-- start Supplied data --

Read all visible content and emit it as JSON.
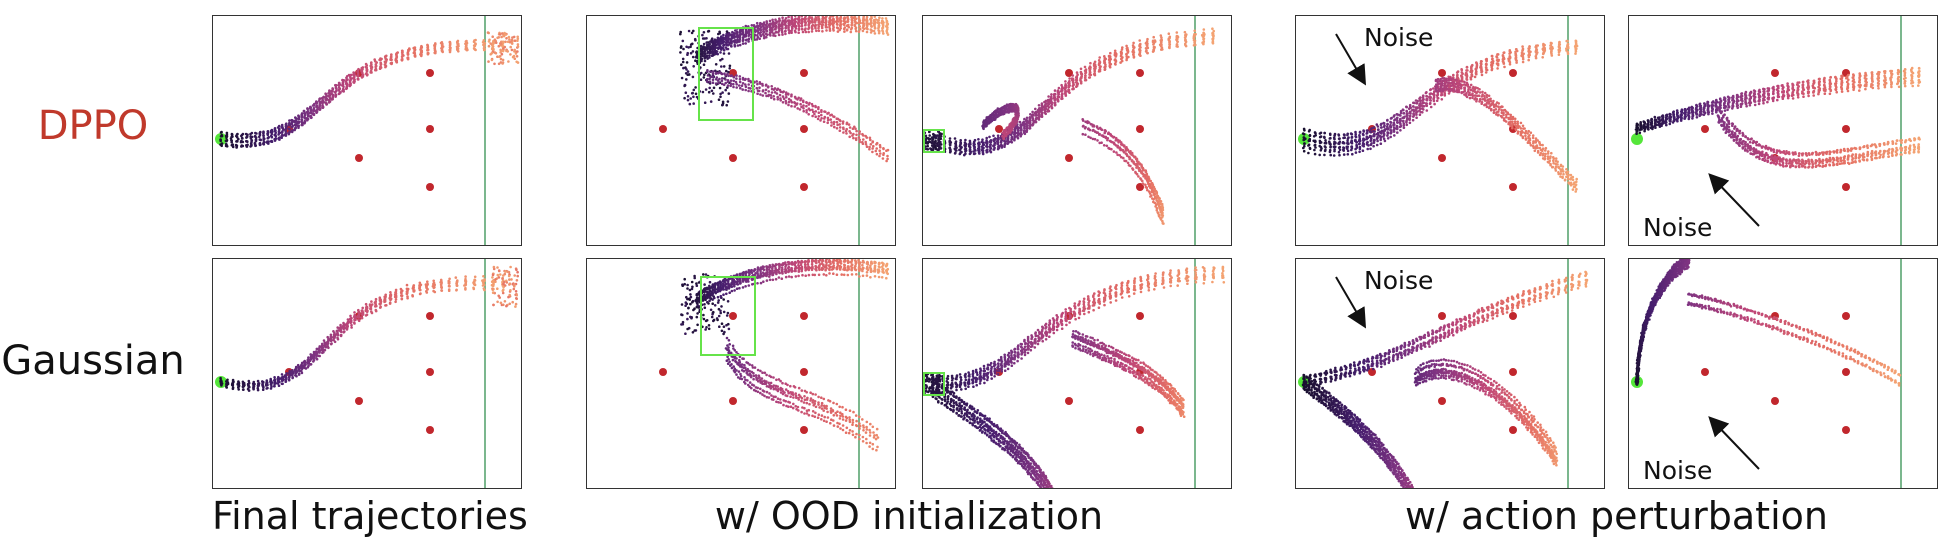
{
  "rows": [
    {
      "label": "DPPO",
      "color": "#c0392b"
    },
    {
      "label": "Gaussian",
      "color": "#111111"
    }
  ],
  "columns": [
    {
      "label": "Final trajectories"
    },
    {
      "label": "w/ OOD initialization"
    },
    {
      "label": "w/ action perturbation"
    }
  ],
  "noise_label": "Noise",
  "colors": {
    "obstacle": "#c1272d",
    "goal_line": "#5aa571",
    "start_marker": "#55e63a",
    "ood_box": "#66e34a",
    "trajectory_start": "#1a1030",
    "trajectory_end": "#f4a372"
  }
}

-- end Supplied data --

Task details
Output every entry verbatim. Pictures do not belong in the copy.

Task output
Read all visible content and emit it as JSON.
{
  "rows": [
    {
      "label": "DPPO",
      "color": "#c0392b"
    },
    {
      "label": "Gaussian",
      "color": "#111111"
    }
  ],
  "columns": [
    {
      "label": "Final trajectories"
    },
    {
      "label": "w/ OOD initialization"
    },
    {
      "label": "w/ action perturbation"
    }
  ],
  "noise_label": "Noise",
  "colors": {
    "obstacle": "#c1272d",
    "goal_line": "#5aa571",
    "start_marker": "#55e63a",
    "ood_box": "#66e34a",
    "trajectory_start": "#1a1030",
    "trajectory_end": "#f4a372"
  }
}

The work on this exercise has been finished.